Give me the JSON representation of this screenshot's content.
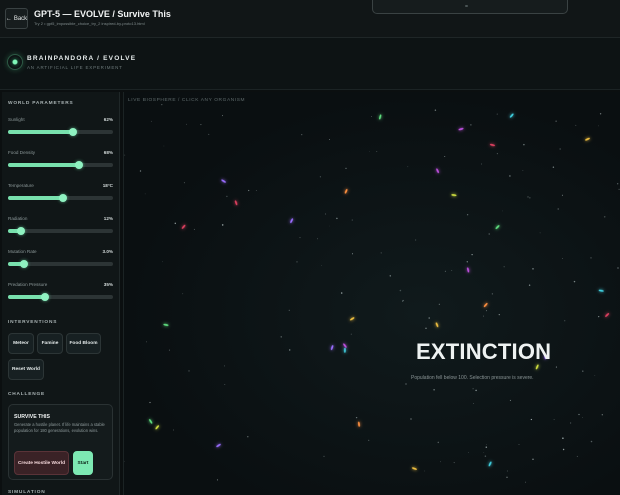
{
  "topbar": {
    "back_label": "Back",
    "title": "GPT-5 — EVOLVE / Survive This",
    "subtitle": "Try 2 • gpt5_impossible_choice_try_2 inspired-by-proto13.html"
  },
  "brand": {
    "name": "BRAINPANDORA / EVOLVE",
    "tagline": "AN ARTIFICIAL LIFE EXPERIMENT"
  },
  "sidebar": {
    "world_parameters_title": "WORLD PARAMETERS",
    "params": [
      {
        "label": "Sunlight",
        "value": "62%",
        "fraction": 0.62
      },
      {
        "label": "Food Density",
        "value": "68%",
        "fraction": 0.68
      },
      {
        "label": "Temperature",
        "value": "18°C",
        "fraction": 0.52
      },
      {
        "label": "Radiation",
        "value": "12%",
        "fraction": 0.12
      },
      {
        "label": "Mutation Rate",
        "value": "3.0%",
        "fraction": 0.15
      },
      {
        "label": "Predation Pressure",
        "value": "35%",
        "fraction": 0.35
      }
    ],
    "interventions_title": "INTERVENTIONS",
    "interventions": {
      "meteor": "Meteor",
      "famine": "Famine",
      "food_bloom": "Food Bloom",
      "reset_world": "Reset World"
    },
    "challenge_title": "CHALLENGE",
    "challenge": {
      "heading": "SURVIVE THIS",
      "description": "Generate a hostile planet. If life maintains a stable population for 180 generations, evolution wins.",
      "create_label": "Create Hostile World",
      "start_label": "Start"
    },
    "simulation_title": "SIMULATION"
  },
  "biosphere": {
    "label": "LIVE BIOSPHERE / CLICK ANY ORGANISM",
    "status_title": "EXTINCTION",
    "status_subtitle": "Population fell below 100. Selection pressure is severe.",
    "organism_colors": [
      "#f0c040",
      "#d0e040",
      "#9b6dff",
      "#e04060",
      "#40d0e0",
      "#ff9040",
      "#60e080",
      "#c050e0"
    ]
  }
}
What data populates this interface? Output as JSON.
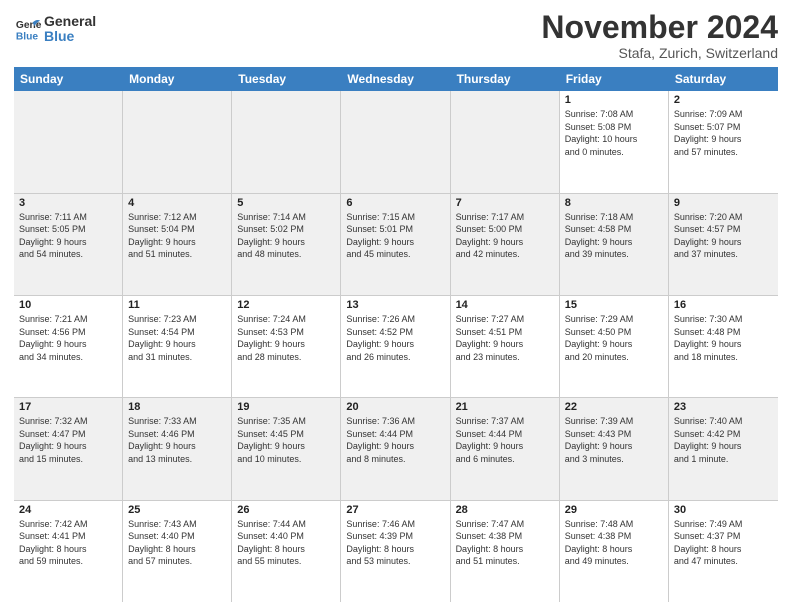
{
  "logo": {
    "line1": "General",
    "line2": "Blue"
  },
  "title": "November 2024",
  "location": "Stafa, Zurich, Switzerland",
  "weekdays": [
    "Sunday",
    "Monday",
    "Tuesday",
    "Wednesday",
    "Thursday",
    "Friday",
    "Saturday"
  ],
  "weeks": [
    [
      {
        "day": "",
        "info": ""
      },
      {
        "day": "",
        "info": ""
      },
      {
        "day": "",
        "info": ""
      },
      {
        "day": "",
        "info": ""
      },
      {
        "day": "",
        "info": ""
      },
      {
        "day": "1",
        "info": "Sunrise: 7:08 AM\nSunset: 5:08 PM\nDaylight: 10 hours\nand 0 minutes."
      },
      {
        "day": "2",
        "info": "Sunrise: 7:09 AM\nSunset: 5:07 PM\nDaylight: 9 hours\nand 57 minutes."
      }
    ],
    [
      {
        "day": "3",
        "info": "Sunrise: 7:11 AM\nSunset: 5:05 PM\nDaylight: 9 hours\nand 54 minutes."
      },
      {
        "day": "4",
        "info": "Sunrise: 7:12 AM\nSunset: 5:04 PM\nDaylight: 9 hours\nand 51 minutes."
      },
      {
        "day": "5",
        "info": "Sunrise: 7:14 AM\nSunset: 5:02 PM\nDaylight: 9 hours\nand 48 minutes."
      },
      {
        "day": "6",
        "info": "Sunrise: 7:15 AM\nSunset: 5:01 PM\nDaylight: 9 hours\nand 45 minutes."
      },
      {
        "day": "7",
        "info": "Sunrise: 7:17 AM\nSunset: 5:00 PM\nDaylight: 9 hours\nand 42 minutes."
      },
      {
        "day": "8",
        "info": "Sunrise: 7:18 AM\nSunset: 4:58 PM\nDaylight: 9 hours\nand 39 minutes."
      },
      {
        "day": "9",
        "info": "Sunrise: 7:20 AM\nSunset: 4:57 PM\nDaylight: 9 hours\nand 37 minutes."
      }
    ],
    [
      {
        "day": "10",
        "info": "Sunrise: 7:21 AM\nSunset: 4:56 PM\nDaylight: 9 hours\nand 34 minutes."
      },
      {
        "day": "11",
        "info": "Sunrise: 7:23 AM\nSunset: 4:54 PM\nDaylight: 9 hours\nand 31 minutes."
      },
      {
        "day": "12",
        "info": "Sunrise: 7:24 AM\nSunset: 4:53 PM\nDaylight: 9 hours\nand 28 minutes."
      },
      {
        "day": "13",
        "info": "Sunrise: 7:26 AM\nSunset: 4:52 PM\nDaylight: 9 hours\nand 26 minutes."
      },
      {
        "day": "14",
        "info": "Sunrise: 7:27 AM\nSunset: 4:51 PM\nDaylight: 9 hours\nand 23 minutes."
      },
      {
        "day": "15",
        "info": "Sunrise: 7:29 AM\nSunset: 4:50 PM\nDaylight: 9 hours\nand 20 minutes."
      },
      {
        "day": "16",
        "info": "Sunrise: 7:30 AM\nSunset: 4:48 PM\nDaylight: 9 hours\nand 18 minutes."
      }
    ],
    [
      {
        "day": "17",
        "info": "Sunrise: 7:32 AM\nSunset: 4:47 PM\nDaylight: 9 hours\nand 15 minutes."
      },
      {
        "day": "18",
        "info": "Sunrise: 7:33 AM\nSunset: 4:46 PM\nDaylight: 9 hours\nand 13 minutes."
      },
      {
        "day": "19",
        "info": "Sunrise: 7:35 AM\nSunset: 4:45 PM\nDaylight: 9 hours\nand 10 minutes."
      },
      {
        "day": "20",
        "info": "Sunrise: 7:36 AM\nSunset: 4:44 PM\nDaylight: 9 hours\nand 8 minutes."
      },
      {
        "day": "21",
        "info": "Sunrise: 7:37 AM\nSunset: 4:44 PM\nDaylight: 9 hours\nand 6 minutes."
      },
      {
        "day": "22",
        "info": "Sunrise: 7:39 AM\nSunset: 4:43 PM\nDaylight: 9 hours\nand 3 minutes."
      },
      {
        "day": "23",
        "info": "Sunrise: 7:40 AM\nSunset: 4:42 PM\nDaylight: 9 hours\nand 1 minute."
      }
    ],
    [
      {
        "day": "24",
        "info": "Sunrise: 7:42 AM\nSunset: 4:41 PM\nDaylight: 8 hours\nand 59 minutes."
      },
      {
        "day": "25",
        "info": "Sunrise: 7:43 AM\nSunset: 4:40 PM\nDaylight: 8 hours\nand 57 minutes."
      },
      {
        "day": "26",
        "info": "Sunrise: 7:44 AM\nSunset: 4:40 PM\nDaylight: 8 hours\nand 55 minutes."
      },
      {
        "day": "27",
        "info": "Sunrise: 7:46 AM\nSunset: 4:39 PM\nDaylight: 8 hours\nand 53 minutes."
      },
      {
        "day": "28",
        "info": "Sunrise: 7:47 AM\nSunset: 4:38 PM\nDaylight: 8 hours\nand 51 minutes."
      },
      {
        "day": "29",
        "info": "Sunrise: 7:48 AM\nSunset: 4:38 PM\nDaylight: 8 hours\nand 49 minutes."
      },
      {
        "day": "30",
        "info": "Sunrise: 7:49 AM\nSunset: 4:37 PM\nDaylight: 8 hours\nand 47 minutes."
      }
    ]
  ]
}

PROBLEM TO WORK ON:
Each record above must be returned exactly as written, with its pictures omitted.

SOLUTION TO THIS EXERCISE:
Give me the JSON representation of this screenshot's content.
{
  "topbar": {
    "back_label": "Back",
    "title": "GPT-5 — EVOLVE / Survive This",
    "subtitle": "Try 2 • gpt5_impossible_choice_try_2 inspired-by-proto13.html"
  },
  "brand": {
    "name": "BRAINPANDORA / EVOLVE",
    "tagline": "AN ARTIFICIAL LIFE EXPERIMENT"
  },
  "sidebar": {
    "world_parameters_title": "WORLD PARAMETERS",
    "params": [
      {
        "label": "Sunlight",
        "value": "62%",
        "fraction": 0.62
      },
      {
        "label": "Food Density",
        "value": "68%",
        "fraction": 0.68
      },
      {
        "label": "Temperature",
        "value": "18°C",
        "fraction": 0.52
      },
      {
        "label": "Radiation",
        "value": "12%",
        "fraction": 0.12
      },
      {
        "label": "Mutation Rate",
        "value": "3.0%",
        "fraction": 0.15
      },
      {
        "label": "Predation Pressure",
        "value": "35%",
        "fraction": 0.35
      }
    ],
    "interventions_title": "INTERVENTIONS",
    "interventions": {
      "meteor": "Meteor",
      "famine": "Famine",
      "food_bloom": "Food Bloom",
      "reset_world": "Reset World"
    },
    "challenge_title": "CHALLENGE",
    "challenge": {
      "heading": "SURVIVE THIS",
      "description": "Generate a hostile planet. If life maintains a stable population for 180 generations, evolution wins.",
      "create_label": "Create Hostile World",
      "start_label": "Start"
    },
    "simulation_title": "SIMULATION"
  },
  "biosphere": {
    "label": "LIVE BIOSPHERE / CLICK ANY ORGANISM",
    "status_title": "EXTINCTION",
    "status_subtitle": "Population fell below 100. Selection pressure is severe.",
    "organism_colors": [
      "#f0c040",
      "#d0e040",
      "#9b6dff",
      "#e04060",
      "#40d0e0",
      "#ff9040",
      "#60e080",
      "#c050e0"
    ]
  }
}
What data populates this interface? Output as JSON.
{
  "logo": {
    "line1": "General",
    "line2": "Blue"
  },
  "title": "November 2024",
  "location": "Stafa, Zurich, Switzerland",
  "weekdays": [
    "Sunday",
    "Monday",
    "Tuesday",
    "Wednesday",
    "Thursday",
    "Friday",
    "Saturday"
  ],
  "weeks": [
    [
      {
        "day": "",
        "info": ""
      },
      {
        "day": "",
        "info": ""
      },
      {
        "day": "",
        "info": ""
      },
      {
        "day": "",
        "info": ""
      },
      {
        "day": "",
        "info": ""
      },
      {
        "day": "1",
        "info": "Sunrise: 7:08 AM\nSunset: 5:08 PM\nDaylight: 10 hours\nand 0 minutes."
      },
      {
        "day": "2",
        "info": "Sunrise: 7:09 AM\nSunset: 5:07 PM\nDaylight: 9 hours\nand 57 minutes."
      }
    ],
    [
      {
        "day": "3",
        "info": "Sunrise: 7:11 AM\nSunset: 5:05 PM\nDaylight: 9 hours\nand 54 minutes."
      },
      {
        "day": "4",
        "info": "Sunrise: 7:12 AM\nSunset: 5:04 PM\nDaylight: 9 hours\nand 51 minutes."
      },
      {
        "day": "5",
        "info": "Sunrise: 7:14 AM\nSunset: 5:02 PM\nDaylight: 9 hours\nand 48 minutes."
      },
      {
        "day": "6",
        "info": "Sunrise: 7:15 AM\nSunset: 5:01 PM\nDaylight: 9 hours\nand 45 minutes."
      },
      {
        "day": "7",
        "info": "Sunrise: 7:17 AM\nSunset: 5:00 PM\nDaylight: 9 hours\nand 42 minutes."
      },
      {
        "day": "8",
        "info": "Sunrise: 7:18 AM\nSunset: 4:58 PM\nDaylight: 9 hours\nand 39 minutes."
      },
      {
        "day": "9",
        "info": "Sunrise: 7:20 AM\nSunset: 4:57 PM\nDaylight: 9 hours\nand 37 minutes."
      }
    ],
    [
      {
        "day": "10",
        "info": "Sunrise: 7:21 AM\nSunset: 4:56 PM\nDaylight: 9 hours\nand 34 minutes."
      },
      {
        "day": "11",
        "info": "Sunrise: 7:23 AM\nSunset: 4:54 PM\nDaylight: 9 hours\nand 31 minutes."
      },
      {
        "day": "12",
        "info": "Sunrise: 7:24 AM\nSunset: 4:53 PM\nDaylight: 9 hours\nand 28 minutes."
      },
      {
        "day": "13",
        "info": "Sunrise: 7:26 AM\nSunset: 4:52 PM\nDaylight: 9 hours\nand 26 minutes."
      },
      {
        "day": "14",
        "info": "Sunrise: 7:27 AM\nSunset: 4:51 PM\nDaylight: 9 hours\nand 23 minutes."
      },
      {
        "day": "15",
        "info": "Sunrise: 7:29 AM\nSunset: 4:50 PM\nDaylight: 9 hours\nand 20 minutes."
      },
      {
        "day": "16",
        "info": "Sunrise: 7:30 AM\nSunset: 4:48 PM\nDaylight: 9 hours\nand 18 minutes."
      }
    ],
    [
      {
        "day": "17",
        "info": "Sunrise: 7:32 AM\nSunset: 4:47 PM\nDaylight: 9 hours\nand 15 minutes."
      },
      {
        "day": "18",
        "info": "Sunrise: 7:33 AM\nSunset: 4:46 PM\nDaylight: 9 hours\nand 13 minutes."
      },
      {
        "day": "19",
        "info": "Sunrise: 7:35 AM\nSunset: 4:45 PM\nDaylight: 9 hours\nand 10 minutes."
      },
      {
        "day": "20",
        "info": "Sunrise: 7:36 AM\nSunset: 4:44 PM\nDaylight: 9 hours\nand 8 minutes."
      },
      {
        "day": "21",
        "info": "Sunrise: 7:37 AM\nSunset: 4:44 PM\nDaylight: 9 hours\nand 6 minutes."
      },
      {
        "day": "22",
        "info": "Sunrise: 7:39 AM\nSunset: 4:43 PM\nDaylight: 9 hours\nand 3 minutes."
      },
      {
        "day": "23",
        "info": "Sunrise: 7:40 AM\nSunset: 4:42 PM\nDaylight: 9 hours\nand 1 minute."
      }
    ],
    [
      {
        "day": "24",
        "info": "Sunrise: 7:42 AM\nSunset: 4:41 PM\nDaylight: 8 hours\nand 59 minutes."
      },
      {
        "day": "25",
        "info": "Sunrise: 7:43 AM\nSunset: 4:40 PM\nDaylight: 8 hours\nand 57 minutes."
      },
      {
        "day": "26",
        "info": "Sunrise: 7:44 AM\nSunset: 4:40 PM\nDaylight: 8 hours\nand 55 minutes."
      },
      {
        "day": "27",
        "info": "Sunrise: 7:46 AM\nSunset: 4:39 PM\nDaylight: 8 hours\nand 53 minutes."
      },
      {
        "day": "28",
        "info": "Sunrise: 7:47 AM\nSunset: 4:38 PM\nDaylight: 8 hours\nand 51 minutes."
      },
      {
        "day": "29",
        "info": "Sunrise: 7:48 AM\nSunset: 4:38 PM\nDaylight: 8 hours\nand 49 minutes."
      },
      {
        "day": "30",
        "info": "Sunrise: 7:49 AM\nSunset: 4:37 PM\nDaylight: 8 hours\nand 47 minutes."
      }
    ]
  ]
}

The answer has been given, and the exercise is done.